**Required task**
Pick out each line in these entries that contains the string "title".

**Material provided**
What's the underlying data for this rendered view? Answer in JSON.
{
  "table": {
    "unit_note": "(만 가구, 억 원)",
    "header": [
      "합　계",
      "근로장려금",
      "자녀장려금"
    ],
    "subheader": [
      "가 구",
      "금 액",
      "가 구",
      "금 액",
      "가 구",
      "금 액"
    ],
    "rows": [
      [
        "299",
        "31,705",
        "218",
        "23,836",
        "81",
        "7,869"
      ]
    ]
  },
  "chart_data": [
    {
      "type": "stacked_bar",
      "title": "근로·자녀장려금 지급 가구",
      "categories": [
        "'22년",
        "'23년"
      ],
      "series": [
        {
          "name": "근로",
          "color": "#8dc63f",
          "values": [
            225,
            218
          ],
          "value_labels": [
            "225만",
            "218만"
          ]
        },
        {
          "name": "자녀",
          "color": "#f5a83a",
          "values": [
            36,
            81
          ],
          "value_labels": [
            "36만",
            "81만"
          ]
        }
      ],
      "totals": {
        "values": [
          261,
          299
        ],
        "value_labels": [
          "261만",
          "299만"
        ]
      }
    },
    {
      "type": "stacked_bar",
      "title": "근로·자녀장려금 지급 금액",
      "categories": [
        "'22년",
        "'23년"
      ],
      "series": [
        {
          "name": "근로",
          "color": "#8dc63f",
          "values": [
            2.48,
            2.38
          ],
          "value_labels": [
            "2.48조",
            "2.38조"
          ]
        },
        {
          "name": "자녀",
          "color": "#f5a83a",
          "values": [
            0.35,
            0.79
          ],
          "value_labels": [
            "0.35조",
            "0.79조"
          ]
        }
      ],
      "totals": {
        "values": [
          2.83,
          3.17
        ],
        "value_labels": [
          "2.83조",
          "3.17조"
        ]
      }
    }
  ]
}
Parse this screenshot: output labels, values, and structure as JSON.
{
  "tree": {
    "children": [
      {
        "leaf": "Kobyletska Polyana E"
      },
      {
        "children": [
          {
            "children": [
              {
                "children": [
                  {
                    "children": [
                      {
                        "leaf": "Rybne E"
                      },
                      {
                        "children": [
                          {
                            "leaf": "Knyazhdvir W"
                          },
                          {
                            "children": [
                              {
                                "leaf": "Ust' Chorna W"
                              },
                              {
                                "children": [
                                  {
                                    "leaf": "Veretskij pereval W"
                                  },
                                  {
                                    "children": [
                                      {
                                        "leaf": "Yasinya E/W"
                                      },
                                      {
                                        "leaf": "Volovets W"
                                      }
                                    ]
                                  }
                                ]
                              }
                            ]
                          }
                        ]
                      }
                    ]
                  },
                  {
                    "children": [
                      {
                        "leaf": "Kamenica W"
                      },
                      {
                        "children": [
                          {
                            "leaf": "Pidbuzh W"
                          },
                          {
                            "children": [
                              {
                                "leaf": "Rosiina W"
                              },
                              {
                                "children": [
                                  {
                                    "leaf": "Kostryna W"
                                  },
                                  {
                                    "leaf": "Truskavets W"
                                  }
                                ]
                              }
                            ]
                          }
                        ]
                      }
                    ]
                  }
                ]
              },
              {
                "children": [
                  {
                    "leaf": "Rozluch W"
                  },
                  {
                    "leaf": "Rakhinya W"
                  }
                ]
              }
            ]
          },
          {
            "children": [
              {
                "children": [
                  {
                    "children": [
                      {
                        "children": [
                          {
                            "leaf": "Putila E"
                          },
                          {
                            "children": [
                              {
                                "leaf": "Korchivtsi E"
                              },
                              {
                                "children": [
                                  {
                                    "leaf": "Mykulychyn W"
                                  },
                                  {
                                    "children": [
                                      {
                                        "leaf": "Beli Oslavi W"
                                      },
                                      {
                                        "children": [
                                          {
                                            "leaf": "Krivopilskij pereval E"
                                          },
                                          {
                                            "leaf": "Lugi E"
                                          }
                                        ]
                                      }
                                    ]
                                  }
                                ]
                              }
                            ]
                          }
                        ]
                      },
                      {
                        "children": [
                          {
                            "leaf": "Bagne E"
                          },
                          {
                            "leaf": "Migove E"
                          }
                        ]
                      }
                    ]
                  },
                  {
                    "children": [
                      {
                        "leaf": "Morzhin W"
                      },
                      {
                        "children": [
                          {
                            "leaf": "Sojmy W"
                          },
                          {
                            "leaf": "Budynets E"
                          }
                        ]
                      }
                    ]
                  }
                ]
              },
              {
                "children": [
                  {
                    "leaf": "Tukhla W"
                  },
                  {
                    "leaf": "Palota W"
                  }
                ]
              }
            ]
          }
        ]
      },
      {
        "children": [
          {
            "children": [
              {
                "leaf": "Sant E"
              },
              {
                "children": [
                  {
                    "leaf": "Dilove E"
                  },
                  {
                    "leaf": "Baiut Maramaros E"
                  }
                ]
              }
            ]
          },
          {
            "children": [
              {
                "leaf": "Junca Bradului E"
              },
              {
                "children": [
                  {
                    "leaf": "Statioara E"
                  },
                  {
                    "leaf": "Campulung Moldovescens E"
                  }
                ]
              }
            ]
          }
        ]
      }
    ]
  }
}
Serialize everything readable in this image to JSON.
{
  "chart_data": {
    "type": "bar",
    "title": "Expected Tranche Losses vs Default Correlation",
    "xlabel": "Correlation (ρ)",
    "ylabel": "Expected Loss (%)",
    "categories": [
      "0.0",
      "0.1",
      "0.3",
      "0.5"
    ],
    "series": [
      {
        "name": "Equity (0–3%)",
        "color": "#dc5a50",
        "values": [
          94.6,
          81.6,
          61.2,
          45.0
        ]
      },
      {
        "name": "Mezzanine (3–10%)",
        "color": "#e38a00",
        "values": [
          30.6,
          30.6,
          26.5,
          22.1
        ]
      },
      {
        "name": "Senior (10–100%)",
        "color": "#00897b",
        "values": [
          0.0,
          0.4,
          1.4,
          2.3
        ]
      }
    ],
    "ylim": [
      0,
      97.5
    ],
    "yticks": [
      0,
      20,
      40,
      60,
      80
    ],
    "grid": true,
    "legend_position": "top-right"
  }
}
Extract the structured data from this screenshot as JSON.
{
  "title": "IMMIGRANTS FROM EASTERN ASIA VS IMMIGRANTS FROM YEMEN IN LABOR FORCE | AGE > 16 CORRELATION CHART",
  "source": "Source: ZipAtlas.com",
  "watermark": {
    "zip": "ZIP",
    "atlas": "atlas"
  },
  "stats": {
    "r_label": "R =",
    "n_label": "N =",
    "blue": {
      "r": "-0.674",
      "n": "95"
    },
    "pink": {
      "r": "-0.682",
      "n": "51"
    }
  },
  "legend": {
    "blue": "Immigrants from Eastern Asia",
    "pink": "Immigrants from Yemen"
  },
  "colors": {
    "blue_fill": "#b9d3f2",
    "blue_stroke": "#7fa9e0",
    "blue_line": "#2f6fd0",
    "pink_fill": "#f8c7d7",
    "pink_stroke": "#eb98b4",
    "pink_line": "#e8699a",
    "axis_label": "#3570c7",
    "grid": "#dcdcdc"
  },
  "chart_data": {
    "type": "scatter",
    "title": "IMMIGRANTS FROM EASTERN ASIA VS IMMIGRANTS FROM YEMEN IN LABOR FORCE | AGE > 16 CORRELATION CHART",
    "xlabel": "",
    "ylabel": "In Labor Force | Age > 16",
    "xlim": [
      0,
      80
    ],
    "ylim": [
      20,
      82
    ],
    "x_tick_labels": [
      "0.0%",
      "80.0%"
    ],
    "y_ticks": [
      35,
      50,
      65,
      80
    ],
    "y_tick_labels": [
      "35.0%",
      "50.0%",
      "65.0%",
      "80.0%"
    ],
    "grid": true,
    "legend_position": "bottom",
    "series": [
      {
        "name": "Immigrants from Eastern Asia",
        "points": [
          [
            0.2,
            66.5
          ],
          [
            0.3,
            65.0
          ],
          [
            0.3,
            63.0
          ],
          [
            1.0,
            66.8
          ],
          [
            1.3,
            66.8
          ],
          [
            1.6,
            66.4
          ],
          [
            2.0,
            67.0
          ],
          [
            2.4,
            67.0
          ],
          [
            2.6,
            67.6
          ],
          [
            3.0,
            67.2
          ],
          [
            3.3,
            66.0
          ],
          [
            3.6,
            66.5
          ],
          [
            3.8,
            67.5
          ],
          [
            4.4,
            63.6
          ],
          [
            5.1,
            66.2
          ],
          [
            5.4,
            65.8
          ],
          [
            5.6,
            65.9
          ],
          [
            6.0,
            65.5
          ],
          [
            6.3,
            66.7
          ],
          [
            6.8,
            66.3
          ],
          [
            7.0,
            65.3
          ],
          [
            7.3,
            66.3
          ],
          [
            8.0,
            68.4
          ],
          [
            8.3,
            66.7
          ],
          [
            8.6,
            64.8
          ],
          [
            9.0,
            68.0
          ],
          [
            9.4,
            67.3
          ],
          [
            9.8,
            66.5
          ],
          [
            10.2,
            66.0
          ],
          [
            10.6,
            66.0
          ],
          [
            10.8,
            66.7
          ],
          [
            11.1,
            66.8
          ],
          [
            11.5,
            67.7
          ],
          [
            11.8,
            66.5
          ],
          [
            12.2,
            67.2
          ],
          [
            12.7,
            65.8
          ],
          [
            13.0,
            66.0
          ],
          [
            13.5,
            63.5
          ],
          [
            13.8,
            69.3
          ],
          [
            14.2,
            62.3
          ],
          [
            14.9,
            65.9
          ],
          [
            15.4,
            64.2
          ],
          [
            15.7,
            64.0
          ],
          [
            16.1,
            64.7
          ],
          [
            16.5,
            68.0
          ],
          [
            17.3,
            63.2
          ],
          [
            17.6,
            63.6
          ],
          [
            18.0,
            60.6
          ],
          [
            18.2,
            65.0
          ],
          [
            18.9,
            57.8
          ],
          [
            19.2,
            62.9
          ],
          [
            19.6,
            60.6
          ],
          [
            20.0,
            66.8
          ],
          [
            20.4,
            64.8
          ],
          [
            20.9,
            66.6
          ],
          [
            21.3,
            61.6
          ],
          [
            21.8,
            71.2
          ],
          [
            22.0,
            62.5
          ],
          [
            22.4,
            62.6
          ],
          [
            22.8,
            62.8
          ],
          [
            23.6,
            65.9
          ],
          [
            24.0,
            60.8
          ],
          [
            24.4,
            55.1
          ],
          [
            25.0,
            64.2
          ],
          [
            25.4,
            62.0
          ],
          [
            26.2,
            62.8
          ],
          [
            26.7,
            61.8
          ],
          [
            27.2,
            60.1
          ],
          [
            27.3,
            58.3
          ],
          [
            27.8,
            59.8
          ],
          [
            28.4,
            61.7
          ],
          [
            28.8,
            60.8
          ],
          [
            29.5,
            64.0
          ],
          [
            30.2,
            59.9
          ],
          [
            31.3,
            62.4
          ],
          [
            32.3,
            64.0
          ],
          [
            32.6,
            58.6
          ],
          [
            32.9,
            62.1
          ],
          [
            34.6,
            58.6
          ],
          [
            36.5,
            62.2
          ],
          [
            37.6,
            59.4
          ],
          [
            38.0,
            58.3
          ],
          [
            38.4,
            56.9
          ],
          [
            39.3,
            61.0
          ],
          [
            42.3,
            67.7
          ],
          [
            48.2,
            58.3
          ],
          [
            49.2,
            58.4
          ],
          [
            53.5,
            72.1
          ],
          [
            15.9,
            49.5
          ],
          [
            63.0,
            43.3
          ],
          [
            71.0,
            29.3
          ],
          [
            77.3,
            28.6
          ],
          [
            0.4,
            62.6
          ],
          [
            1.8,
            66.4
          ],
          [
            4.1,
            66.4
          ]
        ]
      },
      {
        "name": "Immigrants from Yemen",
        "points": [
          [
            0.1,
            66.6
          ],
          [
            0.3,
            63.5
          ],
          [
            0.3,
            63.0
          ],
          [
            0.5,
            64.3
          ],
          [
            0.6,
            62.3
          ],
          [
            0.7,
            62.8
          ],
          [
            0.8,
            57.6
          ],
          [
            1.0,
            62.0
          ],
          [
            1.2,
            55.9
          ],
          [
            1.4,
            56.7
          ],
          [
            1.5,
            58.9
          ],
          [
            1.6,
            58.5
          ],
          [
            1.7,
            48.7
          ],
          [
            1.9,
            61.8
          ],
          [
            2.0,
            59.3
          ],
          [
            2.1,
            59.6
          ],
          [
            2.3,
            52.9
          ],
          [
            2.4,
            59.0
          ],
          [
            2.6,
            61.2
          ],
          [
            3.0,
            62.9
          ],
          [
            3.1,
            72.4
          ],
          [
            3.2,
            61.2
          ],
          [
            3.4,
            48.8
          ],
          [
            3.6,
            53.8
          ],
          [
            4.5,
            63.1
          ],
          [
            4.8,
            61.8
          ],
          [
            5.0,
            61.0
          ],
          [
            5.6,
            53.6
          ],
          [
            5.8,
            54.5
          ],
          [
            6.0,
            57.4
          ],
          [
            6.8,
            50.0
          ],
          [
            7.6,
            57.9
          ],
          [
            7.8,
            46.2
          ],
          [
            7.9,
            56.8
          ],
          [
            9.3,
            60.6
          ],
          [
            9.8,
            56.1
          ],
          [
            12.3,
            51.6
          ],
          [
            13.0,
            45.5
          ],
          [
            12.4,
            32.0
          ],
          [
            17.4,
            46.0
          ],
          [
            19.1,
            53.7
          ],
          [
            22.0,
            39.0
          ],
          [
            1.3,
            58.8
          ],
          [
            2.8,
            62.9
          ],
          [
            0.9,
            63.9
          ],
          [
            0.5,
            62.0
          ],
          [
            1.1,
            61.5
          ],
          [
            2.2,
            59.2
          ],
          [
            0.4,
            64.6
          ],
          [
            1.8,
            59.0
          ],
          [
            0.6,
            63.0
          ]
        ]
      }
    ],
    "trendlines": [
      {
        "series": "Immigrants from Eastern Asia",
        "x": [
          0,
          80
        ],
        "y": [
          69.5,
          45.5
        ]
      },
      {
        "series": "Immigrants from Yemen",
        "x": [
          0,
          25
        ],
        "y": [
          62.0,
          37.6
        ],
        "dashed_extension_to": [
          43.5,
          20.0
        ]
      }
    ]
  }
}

**Answer to the exercise**
      "title": "근로·자녀장려금 지급 가구",
      "title": "근로·자녀장려금 지급 금액",
    "title": "Expected Tranche Losses vs Default Correlation",
  "title": "IMMIGRANTS FROM EASTERN ASIA VS IMMIGRANTS FROM YEMEN IN LABOR FORCE | AGE > 16 CORRELATION CHART",
    "title": "IMMIGRANTS FROM EASTERN ASIA VS IMMIGRANTS FROM YEMEN IN LABOR FORCE | AGE > 16 CORRELATION CHART",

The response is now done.